**TEKS SUMBER:**
══════

Demi kesehatan mental, digital detox jadi tren global dan banyak orang memilih lepas dari medsos

Ilustrasi.

Reportase Faktual || Di era dimana notifikasi berbunyi nyaris setiap detik, semakin banyak orang di berbagai negara justru memilih untuk mematikan semuanya.

Fenomena ini dikenal dengan istilah digital detox — sebuah tren global dimana seseorang secara sadar menjauh sementara dari gawai, media sosial, dan dunia digital, demi menemukan kembali ketenangan hidupnya.

Tren ini bukan sekadar gaya hidup baru, tapi bentuk perlawanan sunyi terhadap tekanan dunia maya yang semakin padat dan melelahkan.

Fenomena Global Terjadi di Berbagai Negara

Di Inggris dan Amerika Serikat, istilah “digital detox retreat” kini kian populer.

Banyak perusahaan perjalanan menawarkan liburan tanpa sinyal internet di pedesaan atau pegunungan.

Sementara di Jepang, muncul gerakan sosial bernama “No-SNS Day” — hari tanpa media sosial yang dirayakan setiap bulan oleh komunitas muda urban.

Sebuah laporan dari Global Web Index (2025) bahkan menyebut, lebih dari 64 persen pengguna internet di dunia pernah melakukan digital detox minimal satu kali dalam setahun.

Alasannya? Rata-rata merasa stres, cemas, dan sulit fokus akibat terlalu sering online.

Mengapa Orang Memilih Lepas dari Media Sosial ?

Para psikolog menjelaskan, dunia digital yang serba cepat menciptakan tekanan mental tak terlihat.

Notifikasi, perbandingan sosial, dan aliran informasi tanpa henti membuat otak terus bekerja tanpa jeda.

══════

Tuliskan kembali tanpa perubahan bagian teks tentang digital detox di atas, mulai dari "Fenomena Global Terjadi" dan terus hingga "kali dalam setahun.". Data yang menyusul tidak perlu dipakai.

══════

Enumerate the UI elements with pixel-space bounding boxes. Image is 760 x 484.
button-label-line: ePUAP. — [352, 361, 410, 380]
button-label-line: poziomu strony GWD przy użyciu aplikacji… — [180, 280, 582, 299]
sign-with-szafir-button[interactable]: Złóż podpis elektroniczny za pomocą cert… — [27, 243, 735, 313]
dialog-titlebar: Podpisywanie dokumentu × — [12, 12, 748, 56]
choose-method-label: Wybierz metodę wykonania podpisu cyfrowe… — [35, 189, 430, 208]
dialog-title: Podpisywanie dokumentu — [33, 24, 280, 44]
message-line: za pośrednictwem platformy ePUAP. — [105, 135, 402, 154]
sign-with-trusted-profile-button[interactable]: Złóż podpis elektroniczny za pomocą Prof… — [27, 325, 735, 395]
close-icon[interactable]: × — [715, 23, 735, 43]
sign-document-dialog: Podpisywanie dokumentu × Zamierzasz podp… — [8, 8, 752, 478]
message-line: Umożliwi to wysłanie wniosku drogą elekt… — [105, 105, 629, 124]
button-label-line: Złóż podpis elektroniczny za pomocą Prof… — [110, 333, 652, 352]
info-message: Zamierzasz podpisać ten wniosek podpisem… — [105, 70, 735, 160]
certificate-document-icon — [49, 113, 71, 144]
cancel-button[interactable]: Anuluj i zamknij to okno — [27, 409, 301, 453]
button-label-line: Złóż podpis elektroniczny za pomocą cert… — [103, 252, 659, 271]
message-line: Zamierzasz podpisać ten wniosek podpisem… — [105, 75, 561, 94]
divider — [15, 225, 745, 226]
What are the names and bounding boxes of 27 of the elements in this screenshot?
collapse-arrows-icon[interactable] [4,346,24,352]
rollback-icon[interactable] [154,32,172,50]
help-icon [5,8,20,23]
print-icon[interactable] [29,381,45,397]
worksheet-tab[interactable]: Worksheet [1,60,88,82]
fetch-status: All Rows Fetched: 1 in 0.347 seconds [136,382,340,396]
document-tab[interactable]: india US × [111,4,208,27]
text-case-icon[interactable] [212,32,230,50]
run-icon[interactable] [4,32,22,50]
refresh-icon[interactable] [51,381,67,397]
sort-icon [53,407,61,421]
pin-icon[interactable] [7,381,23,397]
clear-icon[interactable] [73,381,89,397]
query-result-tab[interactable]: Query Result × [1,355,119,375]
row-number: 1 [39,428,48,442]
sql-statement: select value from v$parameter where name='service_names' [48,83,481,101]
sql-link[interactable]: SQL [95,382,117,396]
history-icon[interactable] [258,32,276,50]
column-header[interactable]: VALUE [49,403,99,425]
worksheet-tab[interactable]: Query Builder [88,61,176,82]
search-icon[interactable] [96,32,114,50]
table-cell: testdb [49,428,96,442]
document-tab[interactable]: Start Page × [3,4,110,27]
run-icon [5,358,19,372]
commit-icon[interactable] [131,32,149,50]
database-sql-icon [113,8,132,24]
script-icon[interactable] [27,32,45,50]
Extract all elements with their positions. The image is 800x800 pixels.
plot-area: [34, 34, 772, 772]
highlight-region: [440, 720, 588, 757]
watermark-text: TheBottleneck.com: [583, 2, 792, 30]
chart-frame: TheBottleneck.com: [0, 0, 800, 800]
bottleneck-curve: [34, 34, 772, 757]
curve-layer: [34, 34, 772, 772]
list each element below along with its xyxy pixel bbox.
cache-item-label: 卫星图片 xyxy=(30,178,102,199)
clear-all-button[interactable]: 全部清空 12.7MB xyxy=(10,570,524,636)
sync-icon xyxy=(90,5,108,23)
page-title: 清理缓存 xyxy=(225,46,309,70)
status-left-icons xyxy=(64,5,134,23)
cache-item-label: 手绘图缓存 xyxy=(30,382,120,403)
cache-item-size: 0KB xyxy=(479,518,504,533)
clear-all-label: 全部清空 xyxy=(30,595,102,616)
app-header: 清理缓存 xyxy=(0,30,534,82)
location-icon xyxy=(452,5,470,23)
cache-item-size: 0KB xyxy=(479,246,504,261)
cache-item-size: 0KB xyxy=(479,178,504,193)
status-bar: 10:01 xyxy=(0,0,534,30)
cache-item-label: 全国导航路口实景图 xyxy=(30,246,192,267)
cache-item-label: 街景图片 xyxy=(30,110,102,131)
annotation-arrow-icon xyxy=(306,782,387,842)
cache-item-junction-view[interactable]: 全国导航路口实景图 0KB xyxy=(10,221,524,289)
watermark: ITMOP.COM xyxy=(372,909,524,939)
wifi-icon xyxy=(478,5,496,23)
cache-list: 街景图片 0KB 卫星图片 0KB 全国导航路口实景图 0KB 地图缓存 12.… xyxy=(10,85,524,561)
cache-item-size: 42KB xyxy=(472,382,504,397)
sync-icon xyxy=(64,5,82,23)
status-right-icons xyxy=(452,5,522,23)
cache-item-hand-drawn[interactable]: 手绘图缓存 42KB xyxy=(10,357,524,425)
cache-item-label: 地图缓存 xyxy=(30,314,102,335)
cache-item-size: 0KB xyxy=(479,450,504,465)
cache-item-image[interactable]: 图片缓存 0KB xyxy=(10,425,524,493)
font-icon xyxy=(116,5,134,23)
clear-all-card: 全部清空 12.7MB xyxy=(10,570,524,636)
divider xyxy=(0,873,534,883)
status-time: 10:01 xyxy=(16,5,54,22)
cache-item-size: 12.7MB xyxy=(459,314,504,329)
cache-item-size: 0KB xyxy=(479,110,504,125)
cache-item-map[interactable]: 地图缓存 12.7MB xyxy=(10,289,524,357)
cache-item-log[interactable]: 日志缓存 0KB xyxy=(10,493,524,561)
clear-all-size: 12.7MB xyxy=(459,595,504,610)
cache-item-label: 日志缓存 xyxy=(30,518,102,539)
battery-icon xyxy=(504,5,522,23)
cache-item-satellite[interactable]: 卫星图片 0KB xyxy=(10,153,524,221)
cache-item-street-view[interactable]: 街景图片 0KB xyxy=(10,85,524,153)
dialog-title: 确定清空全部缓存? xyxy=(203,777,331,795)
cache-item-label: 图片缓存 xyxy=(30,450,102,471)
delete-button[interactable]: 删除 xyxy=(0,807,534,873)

══════

**JAWABAN LENGKAP:**
Fenomena Global Terjadi di Berbagai Negara

Di Inggris dan Amerika Serikat, istilah “digital detox retreat” kini kian populer.

Banyak perusahaan perjalanan menawarkan liburan tanpa sinyal internet di pedesaan atau pegunungan.

Sementara di Jepang, muncul gerakan sosial bernama “No-SNS Day” — hari tanpa media sosial yang dirayakan setiap bulan oleh komunitas muda urban.

Sebuah laporan dari Global Web Index (2025) bahkan menyebut, lebih dari 64 persen pengguna internet di dunia pernah melakukan digital detox minimal satu kali dalam setahun.